[Records for processing]
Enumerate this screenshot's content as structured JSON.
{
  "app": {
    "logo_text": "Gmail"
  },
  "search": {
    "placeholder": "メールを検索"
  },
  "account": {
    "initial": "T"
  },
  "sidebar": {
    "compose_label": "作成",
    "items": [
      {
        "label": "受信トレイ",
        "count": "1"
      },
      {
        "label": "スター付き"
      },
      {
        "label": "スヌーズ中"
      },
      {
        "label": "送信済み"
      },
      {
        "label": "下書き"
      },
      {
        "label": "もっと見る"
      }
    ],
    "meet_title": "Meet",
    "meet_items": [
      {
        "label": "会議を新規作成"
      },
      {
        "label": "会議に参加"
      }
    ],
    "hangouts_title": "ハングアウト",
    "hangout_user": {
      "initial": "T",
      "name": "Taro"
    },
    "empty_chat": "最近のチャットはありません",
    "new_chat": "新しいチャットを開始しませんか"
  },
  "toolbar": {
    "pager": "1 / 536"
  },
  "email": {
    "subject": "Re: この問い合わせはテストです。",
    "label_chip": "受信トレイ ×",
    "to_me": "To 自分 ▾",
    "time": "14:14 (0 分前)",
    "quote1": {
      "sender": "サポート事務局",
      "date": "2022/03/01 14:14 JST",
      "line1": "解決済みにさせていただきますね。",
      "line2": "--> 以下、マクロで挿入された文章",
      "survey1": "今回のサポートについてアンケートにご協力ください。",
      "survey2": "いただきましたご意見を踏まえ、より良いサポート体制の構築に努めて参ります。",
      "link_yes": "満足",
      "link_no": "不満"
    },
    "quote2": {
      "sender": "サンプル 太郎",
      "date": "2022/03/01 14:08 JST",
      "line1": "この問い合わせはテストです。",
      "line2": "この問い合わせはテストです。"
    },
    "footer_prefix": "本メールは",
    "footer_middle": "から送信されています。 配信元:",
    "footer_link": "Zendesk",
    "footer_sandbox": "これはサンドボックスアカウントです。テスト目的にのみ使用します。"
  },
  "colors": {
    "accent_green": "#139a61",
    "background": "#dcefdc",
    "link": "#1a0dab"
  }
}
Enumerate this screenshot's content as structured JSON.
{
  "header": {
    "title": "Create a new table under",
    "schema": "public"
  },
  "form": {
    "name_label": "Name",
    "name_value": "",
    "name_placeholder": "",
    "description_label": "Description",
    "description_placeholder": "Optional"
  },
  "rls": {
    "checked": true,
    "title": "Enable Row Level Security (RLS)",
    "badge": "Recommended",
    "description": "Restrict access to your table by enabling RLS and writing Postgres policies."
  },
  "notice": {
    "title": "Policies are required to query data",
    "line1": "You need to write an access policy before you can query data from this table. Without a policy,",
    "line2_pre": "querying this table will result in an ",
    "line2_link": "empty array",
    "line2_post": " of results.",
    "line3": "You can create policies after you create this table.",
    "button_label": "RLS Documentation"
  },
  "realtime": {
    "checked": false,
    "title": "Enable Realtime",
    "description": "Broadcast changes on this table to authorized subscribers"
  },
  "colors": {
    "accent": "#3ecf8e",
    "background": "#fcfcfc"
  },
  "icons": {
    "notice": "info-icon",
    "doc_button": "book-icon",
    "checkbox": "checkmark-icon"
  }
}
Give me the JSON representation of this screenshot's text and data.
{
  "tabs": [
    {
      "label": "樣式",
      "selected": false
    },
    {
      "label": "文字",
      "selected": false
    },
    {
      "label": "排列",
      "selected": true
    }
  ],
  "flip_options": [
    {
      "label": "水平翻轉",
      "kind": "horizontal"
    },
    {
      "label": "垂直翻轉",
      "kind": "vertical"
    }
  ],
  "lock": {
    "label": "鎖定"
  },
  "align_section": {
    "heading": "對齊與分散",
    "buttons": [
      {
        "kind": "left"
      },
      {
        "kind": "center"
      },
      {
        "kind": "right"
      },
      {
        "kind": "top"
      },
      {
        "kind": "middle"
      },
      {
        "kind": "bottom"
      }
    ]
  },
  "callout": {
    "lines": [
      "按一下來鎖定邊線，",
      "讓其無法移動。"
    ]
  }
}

[What you are asked to do] In the records above, return only the line that contains "Give me the" and every line after it through the last, exactly as they appear.

[Answer in full]
Give me the JSON representation of this screenshot's text and data.
{
  "tabs": [
    {
      "label": "樣式",
      "selected": false
    },
    {
      "label": "文字",
      "selected": false
    },
    {
      "label": "排列",
      "selected": true
    }
  ],
  "flip_options": [
    {
      "label": "水平翻轉",
      "kind": "horizontal"
    },
    {
      "label": "垂直翻轉",
      "kind": "vertical"
    }
  ],
  "lock": {
    "label": "鎖定"
  },
  "align_section": {
    "heading": "對齊與分散",
    "buttons": [
      {
        "kind": "left"
      },
      {
        "kind": "center"
      },
      {
        "kind": "right"
      },
      {
        "kind": "top"
      },
      {
        "kind": "middle"
      },
      {
        "kind": "bottom"
      }
    ]
  },
  "callout": {
    "lines": [
      "按一下來鎖定邊線，",
      "讓其無法移動。"
    ]
  }
}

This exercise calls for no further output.